**THE REQUEST:** What follows is a set of records, each of which is to be written out exactly.

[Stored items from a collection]
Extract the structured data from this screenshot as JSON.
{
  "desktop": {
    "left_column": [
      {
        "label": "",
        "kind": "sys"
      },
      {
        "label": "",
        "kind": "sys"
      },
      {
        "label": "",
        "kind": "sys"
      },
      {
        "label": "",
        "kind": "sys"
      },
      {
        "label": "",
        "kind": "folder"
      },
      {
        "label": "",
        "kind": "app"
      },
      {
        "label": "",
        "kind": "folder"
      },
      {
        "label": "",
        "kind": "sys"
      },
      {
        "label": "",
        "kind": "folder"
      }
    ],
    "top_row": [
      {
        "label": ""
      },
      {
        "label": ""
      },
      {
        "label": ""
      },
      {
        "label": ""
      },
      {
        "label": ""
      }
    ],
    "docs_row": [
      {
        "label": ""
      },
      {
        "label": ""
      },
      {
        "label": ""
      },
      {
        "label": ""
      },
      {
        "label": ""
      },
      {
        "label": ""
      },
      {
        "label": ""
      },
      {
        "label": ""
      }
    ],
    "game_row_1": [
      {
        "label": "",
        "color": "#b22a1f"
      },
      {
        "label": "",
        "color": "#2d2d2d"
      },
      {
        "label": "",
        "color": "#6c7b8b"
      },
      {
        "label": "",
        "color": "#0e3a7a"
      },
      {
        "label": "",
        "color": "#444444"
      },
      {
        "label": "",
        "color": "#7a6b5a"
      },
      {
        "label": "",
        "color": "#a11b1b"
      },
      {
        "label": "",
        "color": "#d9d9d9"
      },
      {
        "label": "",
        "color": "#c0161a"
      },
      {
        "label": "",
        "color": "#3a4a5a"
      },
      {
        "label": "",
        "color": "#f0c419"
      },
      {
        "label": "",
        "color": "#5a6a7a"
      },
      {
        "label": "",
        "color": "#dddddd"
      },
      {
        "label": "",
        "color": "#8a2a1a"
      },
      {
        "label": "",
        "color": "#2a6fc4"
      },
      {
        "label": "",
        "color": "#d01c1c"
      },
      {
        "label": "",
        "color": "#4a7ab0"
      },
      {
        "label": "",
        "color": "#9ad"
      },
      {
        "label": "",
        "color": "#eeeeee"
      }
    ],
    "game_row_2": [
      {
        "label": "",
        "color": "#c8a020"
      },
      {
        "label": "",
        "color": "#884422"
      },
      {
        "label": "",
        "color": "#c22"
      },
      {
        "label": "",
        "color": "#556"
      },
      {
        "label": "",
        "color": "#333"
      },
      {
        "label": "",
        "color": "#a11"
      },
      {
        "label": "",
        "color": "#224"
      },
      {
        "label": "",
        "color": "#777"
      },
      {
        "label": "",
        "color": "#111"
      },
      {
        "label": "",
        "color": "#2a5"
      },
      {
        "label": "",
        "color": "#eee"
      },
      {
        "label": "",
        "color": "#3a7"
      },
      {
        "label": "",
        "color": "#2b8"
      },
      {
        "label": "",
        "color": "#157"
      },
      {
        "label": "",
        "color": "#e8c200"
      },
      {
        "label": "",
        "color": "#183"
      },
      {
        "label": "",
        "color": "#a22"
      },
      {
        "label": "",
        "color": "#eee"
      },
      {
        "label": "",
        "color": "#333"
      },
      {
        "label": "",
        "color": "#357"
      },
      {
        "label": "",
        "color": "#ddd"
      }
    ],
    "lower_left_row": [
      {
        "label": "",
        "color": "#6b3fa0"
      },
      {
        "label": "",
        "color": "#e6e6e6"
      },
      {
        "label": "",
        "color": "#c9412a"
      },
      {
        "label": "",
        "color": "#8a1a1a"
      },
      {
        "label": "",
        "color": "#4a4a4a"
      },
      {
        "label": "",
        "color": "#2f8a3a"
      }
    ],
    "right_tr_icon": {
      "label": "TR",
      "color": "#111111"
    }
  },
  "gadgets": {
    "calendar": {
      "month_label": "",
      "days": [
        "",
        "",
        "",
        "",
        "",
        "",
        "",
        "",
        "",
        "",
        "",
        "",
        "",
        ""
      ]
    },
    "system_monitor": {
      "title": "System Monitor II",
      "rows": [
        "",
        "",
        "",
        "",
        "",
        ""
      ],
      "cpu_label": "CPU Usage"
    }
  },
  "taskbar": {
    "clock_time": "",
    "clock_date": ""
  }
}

**RESPONSE TO THE TASK:**
Extract the structured data from this screenshot as JSON.
{
  "desktop": {
    "left_column": [
      {
        "label": "",
        "kind": "sys"
      },
      {
        "label": "",
        "kind": "sys"
      },
      {
        "label": "",
        "kind": "sys"
      },
      {
        "label": "",
        "kind": "sys"
      },
      {
        "label": "",
        "kind": "folder"
      },
      {
        "label": "",
        "kind": "app"
      },
      {
        "label": "",
        "kind": "folder"
      },
      {
        "label": "",
        "kind": "sys"
      },
      {
        "label": "",
        "kind": "folder"
      }
    ],
    "top_row": [
      {
        "label": ""
      },
      {
        "label": ""
      },
      {
        "label": ""
      },
      {
        "label": ""
      },
      {
        "label": ""
      }
    ],
    "docs_row": [
      {
        "label": ""
      },
      {
        "label": ""
      },
      {
        "label": ""
      },
      {
        "label": ""
      },
      {
        "label": ""
      },
      {
        "label": ""
      },
      {
        "label": ""
      },
      {
        "label": ""
      }
    ],
    "game_row_1": [
      {
        "label": "",
        "color": "#b22a1f"
      },
      {
        "label": "",
        "color": "#2d2d2d"
      },
      {
        "label": "",
        "color": "#6c7b8b"
      },
      {
        "label": "",
        "color": "#0e3a7a"
      },
      {
        "label": "",
        "color": "#444444"
      },
      {
        "label": "",
        "color": "#7a6b5a"
      },
      {
        "label": "",
        "color": "#a11b1b"
      },
      {
        "label": "",
        "color": "#d9d9d9"
      },
      {
        "label": "",
        "color": "#c0161a"
      },
      {
        "label": "",
        "color": "#3a4a5a"
      },
      {
        "label": "",
        "color": "#f0c419"
      },
      {
        "label": "",
        "color": "#5a6a7a"
      },
      {
        "label": "",
        "color": "#dddddd"
      },
      {
        "label": "",
        "color": "#8a2a1a"
      },
      {
        "label": "",
        "color": "#2a6fc4"
      },
      {
        "label": "",
        "color": "#d01c1c"
      },
      {
        "label": "",
        "color": "#4a7ab0"
      },
      {
        "label": "",
        "color": "#9ad"
      },
      {
        "label": "",
        "color": "#eeeeee"
      }
    ],
    "game_row_2": [
      {
        "label": "",
        "color": "#c8a020"
      },
      {
        "label": "",
        "color": "#884422"
      },
      {
        "label": "",
        "color": "#c22"
      },
      {
        "label": "",
        "color": "#556"
      },
      {
        "label": "",
        "color": "#333"
      },
      {
        "label": "",
        "color": "#a11"
      },
      {
        "label": "",
        "color": "#224"
      },
      {
        "label": "",
        "color": "#777"
      },
      {
        "label": "",
        "color": "#111"
      },
      {
        "label": "",
        "color": "#2a5"
      },
      {
        "label": "",
        "color": "#eee"
      },
      {
        "label": "",
        "color": "#3a7"
      },
      {
        "label": "",
        "color": "#2b8"
      },
      {
        "label": "",
        "color": "#157"
      },
      {
        "label": "",
        "color": "#e8c200"
      },
      {
        "label": "",
        "color": "#183"
      },
      {
        "label": "",
        "color": "#a22"
      },
      {
        "label": "",
        "color": "#eee"
      },
      {
        "label": "",
        "color": "#333"
      },
      {
        "label": "",
        "color": "#357"
      },
      {
        "label": "",
        "color": "#ddd"
      }
    ],
    "lower_left_row": [
      {
        "label": "",
        "color": "#6b3fa0"
      },
      {
        "label": "",
        "color": "#e6e6e6"
      },
      {
        "label": "",
        "color": "#c9412a"
      },
      {
        "label": "",
        "color": "#8a1a1a"
      },
      {
        "label": "",
        "color": "#4a4a4a"
      },
      {
        "label": "",
        "color": "#2f8a3a"
      }
    ],
    "right_tr_icon": {
      "label": "TR",
      "color": "#111111"
    }
  },
  "gadgets": {
    "calendar": {
      "month_label": "",
      "days": [
        "",
        "",
        "",
        "",
        "",
        "",
        "",
        "",
        "",
        "",
        "",
        "",
        "",
        ""
      ]
    },
    "system_monitor": {
      "title": "System Monitor II",
      "rows": [
        "",
        "",
        "",
        "",
        "",
        ""
      ],
      "cpu_label": "CPU Usage"
    }
  },
  "taskbar": {
    "clock_time": "",
    "clock_date": ""
  }
}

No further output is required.